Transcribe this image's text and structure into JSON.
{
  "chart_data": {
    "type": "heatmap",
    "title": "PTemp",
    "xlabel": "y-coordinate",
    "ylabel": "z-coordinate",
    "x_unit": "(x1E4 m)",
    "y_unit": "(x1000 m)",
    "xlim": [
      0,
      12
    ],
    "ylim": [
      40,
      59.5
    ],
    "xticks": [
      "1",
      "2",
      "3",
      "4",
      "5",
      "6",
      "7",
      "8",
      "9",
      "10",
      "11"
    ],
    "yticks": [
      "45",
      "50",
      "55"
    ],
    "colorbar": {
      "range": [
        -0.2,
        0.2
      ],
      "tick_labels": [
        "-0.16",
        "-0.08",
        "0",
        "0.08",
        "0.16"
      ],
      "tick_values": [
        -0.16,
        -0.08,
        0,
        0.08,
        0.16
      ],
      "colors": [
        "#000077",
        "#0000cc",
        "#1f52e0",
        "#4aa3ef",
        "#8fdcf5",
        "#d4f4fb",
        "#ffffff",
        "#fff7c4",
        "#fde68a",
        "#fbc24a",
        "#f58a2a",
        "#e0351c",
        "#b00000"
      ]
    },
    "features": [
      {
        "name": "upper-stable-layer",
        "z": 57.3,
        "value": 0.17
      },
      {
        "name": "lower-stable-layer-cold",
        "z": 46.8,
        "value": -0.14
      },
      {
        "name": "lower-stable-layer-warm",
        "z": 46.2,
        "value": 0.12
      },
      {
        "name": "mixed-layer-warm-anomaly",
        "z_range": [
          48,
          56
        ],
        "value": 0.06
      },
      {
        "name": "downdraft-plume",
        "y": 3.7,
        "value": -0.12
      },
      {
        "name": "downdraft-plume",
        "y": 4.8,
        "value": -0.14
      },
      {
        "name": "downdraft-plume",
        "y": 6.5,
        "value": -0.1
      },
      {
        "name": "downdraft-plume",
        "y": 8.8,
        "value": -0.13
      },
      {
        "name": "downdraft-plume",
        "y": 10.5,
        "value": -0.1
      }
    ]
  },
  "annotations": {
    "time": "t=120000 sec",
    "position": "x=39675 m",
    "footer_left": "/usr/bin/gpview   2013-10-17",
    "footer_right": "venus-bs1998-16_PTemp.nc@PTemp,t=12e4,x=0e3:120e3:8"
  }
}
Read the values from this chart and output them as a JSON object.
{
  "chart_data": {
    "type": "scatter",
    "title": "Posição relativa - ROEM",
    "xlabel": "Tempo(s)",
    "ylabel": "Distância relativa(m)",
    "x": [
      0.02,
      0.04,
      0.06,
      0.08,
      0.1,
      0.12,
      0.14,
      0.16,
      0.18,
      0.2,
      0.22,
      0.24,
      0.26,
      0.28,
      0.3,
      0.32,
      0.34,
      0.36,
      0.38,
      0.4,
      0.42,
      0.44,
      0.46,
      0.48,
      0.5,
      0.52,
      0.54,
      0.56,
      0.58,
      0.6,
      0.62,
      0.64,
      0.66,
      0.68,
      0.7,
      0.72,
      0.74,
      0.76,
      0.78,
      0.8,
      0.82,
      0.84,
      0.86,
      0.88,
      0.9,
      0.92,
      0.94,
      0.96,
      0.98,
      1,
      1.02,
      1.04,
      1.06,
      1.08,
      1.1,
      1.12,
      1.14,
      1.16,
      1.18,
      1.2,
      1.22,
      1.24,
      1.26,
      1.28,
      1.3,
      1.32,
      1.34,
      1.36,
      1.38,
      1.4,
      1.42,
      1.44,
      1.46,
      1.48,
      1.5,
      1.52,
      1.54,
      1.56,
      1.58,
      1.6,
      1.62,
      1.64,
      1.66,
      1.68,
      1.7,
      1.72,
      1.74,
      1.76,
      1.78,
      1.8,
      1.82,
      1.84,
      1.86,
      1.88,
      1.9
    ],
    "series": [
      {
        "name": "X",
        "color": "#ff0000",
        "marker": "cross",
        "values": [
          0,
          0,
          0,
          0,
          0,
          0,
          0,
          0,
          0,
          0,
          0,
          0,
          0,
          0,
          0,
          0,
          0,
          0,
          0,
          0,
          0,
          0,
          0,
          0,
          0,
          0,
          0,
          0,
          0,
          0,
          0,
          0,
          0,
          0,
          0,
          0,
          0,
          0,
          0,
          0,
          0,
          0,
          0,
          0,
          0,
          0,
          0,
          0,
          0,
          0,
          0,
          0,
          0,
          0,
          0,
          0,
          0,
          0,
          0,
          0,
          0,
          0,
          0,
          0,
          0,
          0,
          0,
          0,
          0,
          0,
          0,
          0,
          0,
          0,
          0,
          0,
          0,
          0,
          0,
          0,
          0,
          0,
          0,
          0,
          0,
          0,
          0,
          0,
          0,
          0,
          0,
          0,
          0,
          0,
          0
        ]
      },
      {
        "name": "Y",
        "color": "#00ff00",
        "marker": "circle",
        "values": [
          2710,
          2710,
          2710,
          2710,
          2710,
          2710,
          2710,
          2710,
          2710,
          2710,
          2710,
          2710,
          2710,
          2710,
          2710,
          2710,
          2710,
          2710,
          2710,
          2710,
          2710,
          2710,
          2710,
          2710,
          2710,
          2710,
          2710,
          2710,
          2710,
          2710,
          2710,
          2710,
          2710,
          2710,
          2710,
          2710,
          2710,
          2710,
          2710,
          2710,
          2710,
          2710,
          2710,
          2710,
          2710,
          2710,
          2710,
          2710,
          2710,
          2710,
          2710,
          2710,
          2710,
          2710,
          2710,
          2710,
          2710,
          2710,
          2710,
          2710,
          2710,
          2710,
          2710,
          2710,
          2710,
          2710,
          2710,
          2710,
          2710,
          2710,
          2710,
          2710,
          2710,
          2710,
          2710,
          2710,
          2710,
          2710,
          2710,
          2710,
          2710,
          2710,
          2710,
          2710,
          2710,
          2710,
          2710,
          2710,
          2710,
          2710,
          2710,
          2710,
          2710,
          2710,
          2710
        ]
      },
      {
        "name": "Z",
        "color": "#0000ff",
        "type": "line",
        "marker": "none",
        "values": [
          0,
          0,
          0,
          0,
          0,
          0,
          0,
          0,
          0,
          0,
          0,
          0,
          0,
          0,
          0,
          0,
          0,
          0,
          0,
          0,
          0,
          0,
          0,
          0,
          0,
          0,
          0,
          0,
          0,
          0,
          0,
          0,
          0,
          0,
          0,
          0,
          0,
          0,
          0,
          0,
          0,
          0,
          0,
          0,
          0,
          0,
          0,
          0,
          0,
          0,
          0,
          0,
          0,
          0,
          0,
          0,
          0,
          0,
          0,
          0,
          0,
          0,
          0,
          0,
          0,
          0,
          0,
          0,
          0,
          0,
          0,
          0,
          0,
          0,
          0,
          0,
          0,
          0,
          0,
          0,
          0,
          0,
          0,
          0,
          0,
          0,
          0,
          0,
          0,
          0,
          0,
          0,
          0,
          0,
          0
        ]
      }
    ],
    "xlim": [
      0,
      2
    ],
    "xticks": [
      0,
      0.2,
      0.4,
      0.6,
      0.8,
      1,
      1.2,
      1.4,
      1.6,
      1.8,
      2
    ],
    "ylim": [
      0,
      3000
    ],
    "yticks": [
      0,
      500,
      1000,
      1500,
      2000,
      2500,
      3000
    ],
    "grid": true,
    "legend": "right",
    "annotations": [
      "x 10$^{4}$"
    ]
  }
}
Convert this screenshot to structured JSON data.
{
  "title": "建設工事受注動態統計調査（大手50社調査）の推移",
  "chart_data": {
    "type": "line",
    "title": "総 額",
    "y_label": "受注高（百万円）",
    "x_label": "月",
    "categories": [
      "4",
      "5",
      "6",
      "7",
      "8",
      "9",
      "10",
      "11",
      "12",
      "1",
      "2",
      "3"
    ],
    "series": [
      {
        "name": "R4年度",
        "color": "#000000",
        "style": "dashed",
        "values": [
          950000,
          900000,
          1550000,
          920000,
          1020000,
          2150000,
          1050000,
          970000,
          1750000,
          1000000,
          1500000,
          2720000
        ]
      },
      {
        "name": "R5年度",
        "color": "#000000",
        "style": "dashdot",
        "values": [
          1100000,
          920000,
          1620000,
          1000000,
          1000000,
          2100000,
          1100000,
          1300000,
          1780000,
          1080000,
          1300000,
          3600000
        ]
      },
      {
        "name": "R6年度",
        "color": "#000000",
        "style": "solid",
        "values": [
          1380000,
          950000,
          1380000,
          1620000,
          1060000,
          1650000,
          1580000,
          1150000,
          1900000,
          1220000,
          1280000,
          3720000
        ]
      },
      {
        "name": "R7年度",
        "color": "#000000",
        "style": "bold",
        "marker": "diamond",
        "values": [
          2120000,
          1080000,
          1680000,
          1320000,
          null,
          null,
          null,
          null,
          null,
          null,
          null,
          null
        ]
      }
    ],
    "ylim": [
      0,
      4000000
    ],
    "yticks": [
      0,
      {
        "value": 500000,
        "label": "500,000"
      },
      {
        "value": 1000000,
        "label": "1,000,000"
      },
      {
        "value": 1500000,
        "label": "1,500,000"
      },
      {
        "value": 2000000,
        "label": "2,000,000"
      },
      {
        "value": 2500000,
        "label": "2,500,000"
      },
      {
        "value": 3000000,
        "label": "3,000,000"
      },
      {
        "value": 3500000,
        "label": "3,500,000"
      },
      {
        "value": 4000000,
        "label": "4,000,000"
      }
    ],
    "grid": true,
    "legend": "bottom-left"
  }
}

--*--

**Task to carry out**: Provide the number of lines containing the string "style", with no other output.

**The response**: 4